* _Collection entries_

.....

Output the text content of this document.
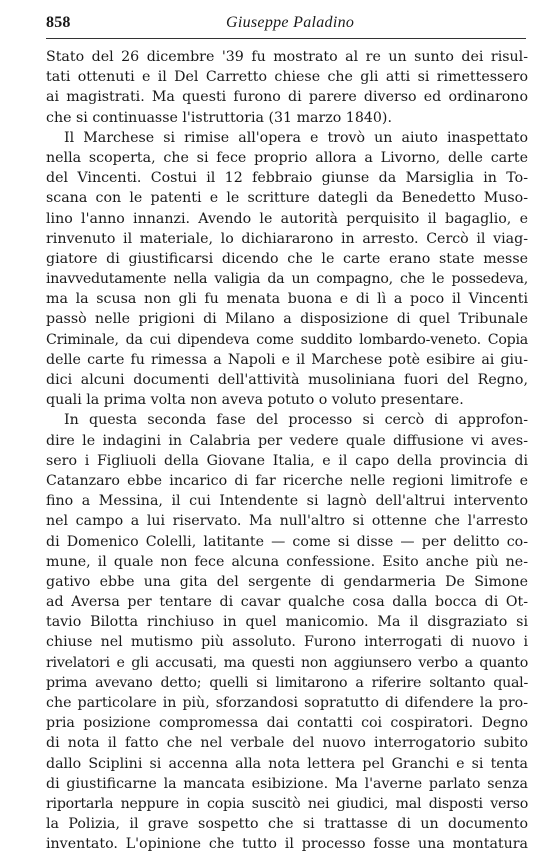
858	Giuseppe Paladino
Stato del 26 dicembre '39 fu mostrato al re un sunto dei risul-
tati ottenuti e il Del Carretto chiese che gli atti si rimettessero
ai magistrati. Ma questi furono di parere diverso ed ordinarono
che si continuasse l'istruttoria (31 marzo 1840).
Il Marchese si rimise all'opera e trovò un aiuto inaspettato
nella scoperta, che si fece proprio allora a Livorno, delle carte
del Vincenti. Costui il 12 febbraio giunse da Marsiglia in To-
scana con le patenti e le scritture dategli da Benedetto Muso-
lino l'anno innanzi. Avendo le autorità perquisito il bagaglio, e
rinvenuto il materiale, lo dichiararono in arresto. Cercò il viag-
giatore di giustificarsi dicendo che le carte erano state messe
inavvedutamente nella valigia da un compagno, che le possedeva,
ma la scusa non gli fu menata buona e di lì a poco il Vincenti
passò nelle prigioni di Milano a disposizione di quel Tribunale
Criminale, da cui dipendeva come suddito lombardo-veneto. Copia
delle carte fu rimessa a Napoli e il Marchese potè esibire ai giu-
dici alcuni documenti dell'attività musoliniana fuori del Regno,
quali la prima volta non aveva potuto o voluto presentare.
In questa seconda fase del processo si cercò di approfon-
dire le indagini in Calabria per vedere quale diffusione vi aves-
sero i Figliuoli della Giovane Italia, e il capo della provincia di
Catanzaro ebbe incarico di far ricerche nelle regioni limitrofe e
fino a Messina, il cui Intendente si lagnò dell'altrui intervento
nel campo a lui riservato. Ma null'altro si ottenne che l'arresto
di Domenico Colelli, latitante — come si disse — per delitto co-
mune, il quale non fece alcuna confessione. Esito anche più ne-
gativo ebbe una gita del sergente di gendarmeria De Simone
ad Aversa per tentare di cavar qualche cosa dalla bocca di Ot-
tavio Bilotta rinchiuso in quel manicomio. Ma il disgraziato si
chiuse nel mutismo più assoluto. Furono interrogati di nuovo i
rivelatori e gli accusati, ma questi non aggiunsero verbo a quanto
prima avevano detto; quelli si limitarono a riferire soltanto qual-
che particolare in più, sforzandosi sopratutto di difendere la pro-
pria posizione compromessa dai contatti coi cospiratori. Degno
di nota il fatto che nel verbale del nuovo interrogatorio subito
dallo Sciplini si accenna alla nota lettera pel Granchi e si tenta
di giustificarne la mancata esibizione. Ma l'averne parlato senza
riportarla neppure in copia suscitò nei giudici, mal disposti verso
la Polizia, il grave sospetto che si trattasse di un documento
inventato. L'opinione che tutto il processo fosse una montatura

.....

* _What is required_
Output the full set of records above without changing a word, and drop the images.

* _The result_
Output the text content of this document.
858	Giuseppe Paladino
Stato del 26 dicembre '39 fu mostrato al re un sunto dei risul-
tati ottenuti e il Del Carretto chiese che gli atti si rimettessero
ai magistrati. Ma questi furono di parere diverso ed ordinarono
che si continuasse l'istruttoria (31 marzo 1840).
Il Marchese si rimise all'opera e trovò un aiuto inaspettato
nella scoperta, che si fece proprio allora a Livorno, delle carte
del Vincenti. Costui il 12 febbraio giunse da Marsiglia in To-
scana con le patenti e le scritture dategli da Benedetto Muso-
lino l'anno innanzi. Avendo le autorità perquisito il bagaglio, e
rinvenuto il materiale, lo dichiararono in arresto. Cercò il viag-
giatore di giustificarsi dicendo che le carte erano state messe
inavvedutamente nella valigia da un compagno, che le possedeva,
ma la scusa non gli fu menata buona e di lì a poco il Vincenti
passò nelle prigioni di Milano a disposizione di quel Tribunale
Criminale, da cui dipendeva come suddito lombardo-veneto. Copia
delle carte fu rimessa a Napoli e il Marchese potè esibire ai giu-
dici alcuni documenti dell'attività musoliniana fuori del Regno,
quali la prima volta non aveva potuto o voluto presentare.
In questa seconda fase del processo si cercò di approfon-
dire le indagini in Calabria per vedere quale diffusione vi aves-
sero i Figliuoli della Giovane Italia, e il capo della provincia di
Catanzaro ebbe incarico di far ricerche nelle regioni limitrofe e
fino a Messina, il cui Intendente si lagnò dell'altrui intervento
nel campo a lui riservato. Ma null'altro si ottenne che l'arresto
di Domenico Colelli, latitante — come si disse — per delitto co-
mune, il quale non fece alcuna confessione. Esito anche più ne-
gativo ebbe una gita del sergente di gendarmeria De Simone
ad Aversa per tentare di cavar qualche cosa dalla bocca di Ot-
tavio Bilotta rinchiuso in quel manicomio. Ma il disgraziato si
chiuse nel mutismo più assoluto. Furono interrogati di nuovo i
rivelatori e gli accusati, ma questi non aggiunsero verbo a quanto
prima avevano detto; quelli si limitarono a riferire soltanto qual-
che particolare in più, sforzandosi sopratutto di difendere la pro-
pria posizione compromessa dai contatti coi cospiratori. Degno
di nota il fatto che nel verbale del nuovo interrogatorio subito
dallo Sciplini si accenna alla nota lettera pel Granchi e si tenta
di giustificarne la mancata esibizione. Ma l'averne parlato senza
riportarla neppure in copia suscitò nei giudici, mal disposti verso
la Polizia, il grave sospetto che si trattasse di un documento
inventato. L'opinione che tutto il processo fosse una montatura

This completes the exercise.